— EXERCISE MATERIALS —
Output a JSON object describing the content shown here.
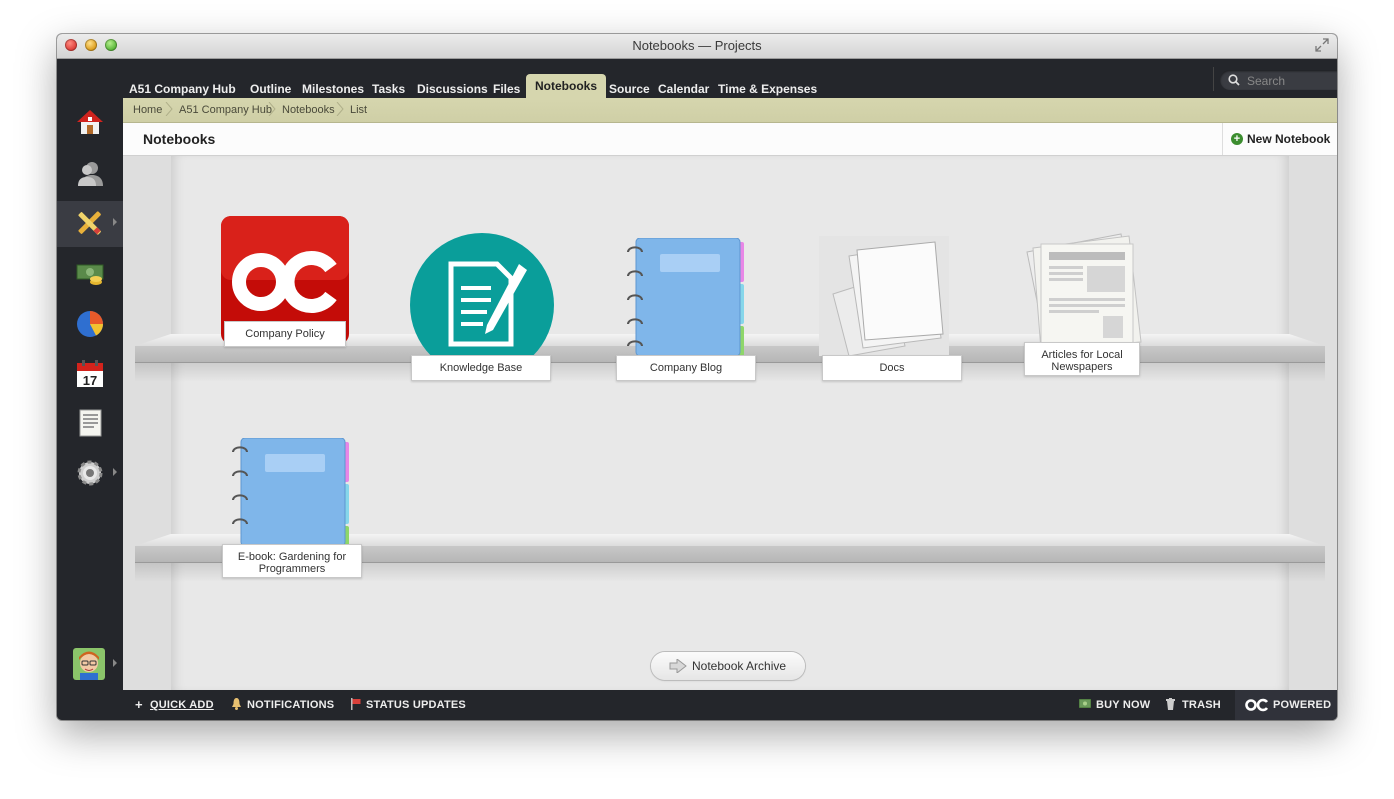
{
  "window": {
    "title": "Notebooks — Projects"
  },
  "topnav": {
    "project": "A51 Company Hub",
    "tabs": [
      "Outline",
      "Milestones",
      "Tasks",
      "Discussions",
      "Files",
      "Notebooks",
      "Source",
      "Calendar",
      "Time & Expenses"
    ],
    "active_tab": "Notebooks"
  },
  "search": {
    "placeholder": "Search"
  },
  "breadcrumb": [
    "Home",
    "A51 Company Hub",
    "Notebooks",
    "List"
  ],
  "page": {
    "title": "Notebooks",
    "new_button": "New Notebook"
  },
  "sidebar": {
    "icons": [
      "home-icon",
      "people-icon",
      "projects-icon",
      "invoices-icon",
      "reports-icon",
      "calendar-icon",
      "documents-icon",
      "settings-icon",
      "user-avatar"
    ],
    "calendar_day": "17"
  },
  "notebooks": [
    {
      "name": "Company Policy",
      "cover": "oc-logo"
    },
    {
      "name": "Knowledge Base",
      "cover": "document-pen"
    },
    {
      "name": "Company Blog",
      "cover": "blue-notebook"
    },
    {
      "name": "Docs",
      "cover": "paper-stack"
    },
    {
      "name": "Articles for Local Newspapers",
      "cover": "newspapers"
    },
    {
      "name": "E-book: Gardening for Programmers",
      "cover": "blue-notebook"
    }
  ],
  "archive": {
    "label": "Notebook Archive"
  },
  "bottombar": {
    "quick_add": "QUICK ADD",
    "notifications": "NOTIFICATIONS",
    "status_updates": "STATUS UPDATES",
    "buy_now": "BUY NOW",
    "trash": "TRASH",
    "powered": "POWERED"
  },
  "colors": {
    "nav_bg": "#24262b",
    "accent": "#d6d6ae",
    "oc_red": "#c00000",
    "teal": "#0a9e9a",
    "notebook_blue": "#7fb6ea"
  }
}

— TO DO —
Reproduce the material word for word, minus the images.

— WRITTEN ANSWER —
Output a JSON object describing the content shown here.
{
  "window": {
    "title": "Notebooks — Projects"
  },
  "topnav": {
    "project": "A51 Company Hub",
    "tabs": [
      "Outline",
      "Milestones",
      "Tasks",
      "Discussions",
      "Files",
      "Notebooks",
      "Source",
      "Calendar",
      "Time & Expenses"
    ],
    "active_tab": "Notebooks"
  },
  "search": {
    "placeholder": "Search"
  },
  "breadcrumb": [
    "Home",
    "A51 Company Hub",
    "Notebooks",
    "List"
  ],
  "page": {
    "title": "Notebooks",
    "new_button": "New Notebook"
  },
  "sidebar": {
    "icons": [
      "home-icon",
      "people-icon",
      "projects-icon",
      "invoices-icon",
      "reports-icon",
      "calendar-icon",
      "documents-icon",
      "settings-icon",
      "user-avatar"
    ],
    "calendar_day": "17"
  },
  "notebooks": [
    {
      "name": "Company Policy",
      "cover": "oc-logo"
    },
    {
      "name": "Knowledge Base",
      "cover": "document-pen"
    },
    {
      "name": "Company Blog",
      "cover": "blue-notebook"
    },
    {
      "name": "Docs",
      "cover": "paper-stack"
    },
    {
      "name": "Articles for Local Newspapers",
      "cover": "newspapers"
    },
    {
      "name": "E-book: Gardening for Programmers",
      "cover": "blue-notebook"
    }
  ],
  "archive": {
    "label": "Notebook Archive"
  },
  "bottombar": {
    "quick_add": "QUICK ADD",
    "notifications": "NOTIFICATIONS",
    "status_updates": "STATUS UPDATES",
    "buy_now": "BUY NOW",
    "trash": "TRASH",
    "powered": "POWERED"
  },
  "colors": {
    "nav_bg": "#24262b",
    "accent": "#d6d6ae",
    "oc_red": "#c00000",
    "teal": "#0a9e9a",
    "notebook_blue": "#7fb6ea"
  }
}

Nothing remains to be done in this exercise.